Directions for this task
Beginning at the line that contains "OCR this image.", reproduce every line to the end of the material without changing any of them.

Provided data

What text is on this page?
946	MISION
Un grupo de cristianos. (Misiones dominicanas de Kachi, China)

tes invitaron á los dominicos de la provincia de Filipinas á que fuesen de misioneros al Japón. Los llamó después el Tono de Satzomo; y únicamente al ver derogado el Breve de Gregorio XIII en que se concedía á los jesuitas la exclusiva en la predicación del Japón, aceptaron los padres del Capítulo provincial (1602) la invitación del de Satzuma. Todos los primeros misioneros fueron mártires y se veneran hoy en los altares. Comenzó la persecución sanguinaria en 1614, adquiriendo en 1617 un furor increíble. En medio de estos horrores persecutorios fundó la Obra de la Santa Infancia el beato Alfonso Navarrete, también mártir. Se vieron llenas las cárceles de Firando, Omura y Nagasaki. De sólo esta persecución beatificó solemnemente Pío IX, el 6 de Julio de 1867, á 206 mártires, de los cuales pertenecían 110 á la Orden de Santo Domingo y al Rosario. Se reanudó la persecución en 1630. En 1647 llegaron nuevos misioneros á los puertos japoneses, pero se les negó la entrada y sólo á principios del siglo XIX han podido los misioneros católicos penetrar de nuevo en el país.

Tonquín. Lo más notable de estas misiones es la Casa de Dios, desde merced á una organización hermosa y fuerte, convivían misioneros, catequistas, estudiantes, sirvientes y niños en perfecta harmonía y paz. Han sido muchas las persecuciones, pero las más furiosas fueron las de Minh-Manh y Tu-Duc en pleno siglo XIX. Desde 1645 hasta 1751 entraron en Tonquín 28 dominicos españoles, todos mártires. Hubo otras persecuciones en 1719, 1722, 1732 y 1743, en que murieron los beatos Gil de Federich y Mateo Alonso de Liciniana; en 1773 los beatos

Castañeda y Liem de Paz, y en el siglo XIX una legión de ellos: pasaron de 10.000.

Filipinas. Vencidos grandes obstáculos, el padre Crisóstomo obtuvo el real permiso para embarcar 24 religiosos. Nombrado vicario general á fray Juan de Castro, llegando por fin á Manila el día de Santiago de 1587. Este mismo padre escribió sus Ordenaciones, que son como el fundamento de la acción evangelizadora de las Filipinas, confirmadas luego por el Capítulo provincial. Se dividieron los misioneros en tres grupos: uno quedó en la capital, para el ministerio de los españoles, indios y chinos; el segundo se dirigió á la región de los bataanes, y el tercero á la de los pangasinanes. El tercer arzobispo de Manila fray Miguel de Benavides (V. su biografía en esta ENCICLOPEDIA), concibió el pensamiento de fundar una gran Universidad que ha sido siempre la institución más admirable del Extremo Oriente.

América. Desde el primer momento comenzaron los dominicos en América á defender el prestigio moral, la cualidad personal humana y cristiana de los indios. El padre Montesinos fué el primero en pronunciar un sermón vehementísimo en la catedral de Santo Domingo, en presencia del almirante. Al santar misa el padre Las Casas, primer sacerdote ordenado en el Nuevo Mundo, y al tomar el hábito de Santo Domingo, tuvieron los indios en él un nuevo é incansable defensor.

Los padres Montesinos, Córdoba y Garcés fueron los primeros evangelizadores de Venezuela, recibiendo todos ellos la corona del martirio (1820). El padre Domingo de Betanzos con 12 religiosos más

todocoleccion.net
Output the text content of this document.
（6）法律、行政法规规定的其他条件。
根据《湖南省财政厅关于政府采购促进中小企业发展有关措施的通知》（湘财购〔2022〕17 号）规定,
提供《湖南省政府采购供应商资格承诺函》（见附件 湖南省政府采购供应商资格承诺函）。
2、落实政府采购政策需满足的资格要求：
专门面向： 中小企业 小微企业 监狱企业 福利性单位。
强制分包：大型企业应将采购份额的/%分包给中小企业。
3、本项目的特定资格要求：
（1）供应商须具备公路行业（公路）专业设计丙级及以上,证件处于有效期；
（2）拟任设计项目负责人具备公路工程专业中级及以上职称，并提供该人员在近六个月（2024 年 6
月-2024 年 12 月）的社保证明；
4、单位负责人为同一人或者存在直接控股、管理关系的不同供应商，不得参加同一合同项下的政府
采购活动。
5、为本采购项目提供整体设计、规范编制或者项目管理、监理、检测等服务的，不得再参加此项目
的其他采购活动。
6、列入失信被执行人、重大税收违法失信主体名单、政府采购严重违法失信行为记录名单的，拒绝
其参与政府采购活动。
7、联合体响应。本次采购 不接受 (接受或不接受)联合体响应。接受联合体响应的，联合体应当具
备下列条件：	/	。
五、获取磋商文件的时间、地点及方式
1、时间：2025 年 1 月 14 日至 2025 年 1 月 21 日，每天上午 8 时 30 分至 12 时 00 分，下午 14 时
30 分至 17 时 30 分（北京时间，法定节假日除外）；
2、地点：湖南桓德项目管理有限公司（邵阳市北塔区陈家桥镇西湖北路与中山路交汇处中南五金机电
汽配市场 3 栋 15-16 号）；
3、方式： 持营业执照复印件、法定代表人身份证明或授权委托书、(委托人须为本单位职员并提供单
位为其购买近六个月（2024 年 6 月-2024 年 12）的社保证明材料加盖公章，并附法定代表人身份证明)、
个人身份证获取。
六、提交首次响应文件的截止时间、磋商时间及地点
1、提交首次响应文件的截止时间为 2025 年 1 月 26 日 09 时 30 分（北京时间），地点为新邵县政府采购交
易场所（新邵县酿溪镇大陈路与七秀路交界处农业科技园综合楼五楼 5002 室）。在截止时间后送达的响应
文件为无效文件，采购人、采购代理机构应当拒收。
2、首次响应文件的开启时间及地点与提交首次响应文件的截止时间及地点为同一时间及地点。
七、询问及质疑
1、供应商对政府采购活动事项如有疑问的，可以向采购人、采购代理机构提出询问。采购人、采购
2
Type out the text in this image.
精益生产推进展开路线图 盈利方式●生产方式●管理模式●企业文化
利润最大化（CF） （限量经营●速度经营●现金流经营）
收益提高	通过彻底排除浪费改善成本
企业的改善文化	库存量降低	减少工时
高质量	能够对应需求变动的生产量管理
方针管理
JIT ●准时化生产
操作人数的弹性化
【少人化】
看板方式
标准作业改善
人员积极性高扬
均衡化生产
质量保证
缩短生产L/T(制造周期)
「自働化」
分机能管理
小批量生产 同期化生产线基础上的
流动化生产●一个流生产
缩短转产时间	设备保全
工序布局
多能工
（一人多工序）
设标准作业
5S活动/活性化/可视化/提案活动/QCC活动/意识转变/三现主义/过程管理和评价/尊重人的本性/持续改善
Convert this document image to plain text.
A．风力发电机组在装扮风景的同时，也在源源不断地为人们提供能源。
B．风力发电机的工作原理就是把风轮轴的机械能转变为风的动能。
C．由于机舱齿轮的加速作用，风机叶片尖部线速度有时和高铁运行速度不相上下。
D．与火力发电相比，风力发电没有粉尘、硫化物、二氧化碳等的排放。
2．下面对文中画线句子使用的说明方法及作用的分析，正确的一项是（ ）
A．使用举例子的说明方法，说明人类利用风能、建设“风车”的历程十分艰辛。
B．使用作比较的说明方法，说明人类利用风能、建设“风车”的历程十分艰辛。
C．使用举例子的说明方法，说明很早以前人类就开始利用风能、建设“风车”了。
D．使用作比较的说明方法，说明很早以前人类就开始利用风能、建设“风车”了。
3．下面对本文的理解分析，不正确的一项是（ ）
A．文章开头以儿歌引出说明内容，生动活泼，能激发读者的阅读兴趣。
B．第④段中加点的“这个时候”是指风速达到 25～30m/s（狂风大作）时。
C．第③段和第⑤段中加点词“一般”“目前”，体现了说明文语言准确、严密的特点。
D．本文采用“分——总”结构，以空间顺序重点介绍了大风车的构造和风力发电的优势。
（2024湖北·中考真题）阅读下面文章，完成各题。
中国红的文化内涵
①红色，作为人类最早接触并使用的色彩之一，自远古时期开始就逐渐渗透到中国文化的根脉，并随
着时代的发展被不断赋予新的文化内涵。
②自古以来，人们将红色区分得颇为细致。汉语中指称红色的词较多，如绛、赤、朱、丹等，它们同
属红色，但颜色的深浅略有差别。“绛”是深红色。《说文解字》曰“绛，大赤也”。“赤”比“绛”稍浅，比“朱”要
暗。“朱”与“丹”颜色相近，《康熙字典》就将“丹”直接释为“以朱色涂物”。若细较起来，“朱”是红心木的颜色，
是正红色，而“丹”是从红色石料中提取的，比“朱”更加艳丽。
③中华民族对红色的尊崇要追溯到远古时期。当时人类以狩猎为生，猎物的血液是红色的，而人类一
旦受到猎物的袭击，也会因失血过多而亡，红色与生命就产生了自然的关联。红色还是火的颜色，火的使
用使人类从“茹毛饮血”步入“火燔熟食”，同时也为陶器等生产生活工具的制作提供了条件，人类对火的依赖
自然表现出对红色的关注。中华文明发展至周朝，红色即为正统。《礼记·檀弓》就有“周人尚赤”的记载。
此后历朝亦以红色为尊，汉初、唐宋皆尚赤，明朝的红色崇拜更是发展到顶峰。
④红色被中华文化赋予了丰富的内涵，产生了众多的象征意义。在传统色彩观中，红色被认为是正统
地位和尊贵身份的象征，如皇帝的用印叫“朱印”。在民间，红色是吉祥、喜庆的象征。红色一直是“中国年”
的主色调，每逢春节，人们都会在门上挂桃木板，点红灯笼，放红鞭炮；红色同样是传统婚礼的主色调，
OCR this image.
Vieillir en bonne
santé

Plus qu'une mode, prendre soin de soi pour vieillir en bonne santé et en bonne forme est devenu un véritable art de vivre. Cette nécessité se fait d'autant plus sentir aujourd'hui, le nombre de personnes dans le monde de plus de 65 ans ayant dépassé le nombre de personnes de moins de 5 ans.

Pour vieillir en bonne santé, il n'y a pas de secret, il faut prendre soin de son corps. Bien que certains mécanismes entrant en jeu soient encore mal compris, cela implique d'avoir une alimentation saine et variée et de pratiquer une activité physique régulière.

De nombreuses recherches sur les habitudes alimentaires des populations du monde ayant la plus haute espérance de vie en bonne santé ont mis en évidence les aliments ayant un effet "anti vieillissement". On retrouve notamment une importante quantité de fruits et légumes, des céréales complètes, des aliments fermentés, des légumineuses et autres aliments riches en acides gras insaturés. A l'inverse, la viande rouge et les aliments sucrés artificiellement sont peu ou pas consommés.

Written answer
OCR this image.
Vieillir en bonne
santé

Plus qu'une mode, prendre soin de soi pour vieillir en bonne santé et en bonne forme est devenu un véritable art de vivre. Cette nécessité se fait d'autant plus sentir aujourd'hui, le nombre de personnes dans le monde de plus de 65 ans ayant dépassé le nombre de personnes de moins de 5 ans.

Pour vieillir en bonne santé, il n'y a pas de secret, il faut prendre soin de son corps. Bien que certains mécanismes entrant en jeu soient encore mal compris, cela implique d'avoir une alimentation saine et variée et de pratiquer une activité physique régulière.

De nombreuses recherches sur les habitudes alimentaires des populations du monde ayant la plus haute espérance de vie en bonne santé ont mis en évidence les aliments ayant un effet "anti vieillissement". On retrouve notamment une importante quantité de fruits et légumes, des céréales complètes, des aliments fermentés, des légumineuses et autres aliments riches en acides gras insaturés. A l'inverse, la viande rouge et les aliments sucrés artificiellement sont peu ou pas consommés.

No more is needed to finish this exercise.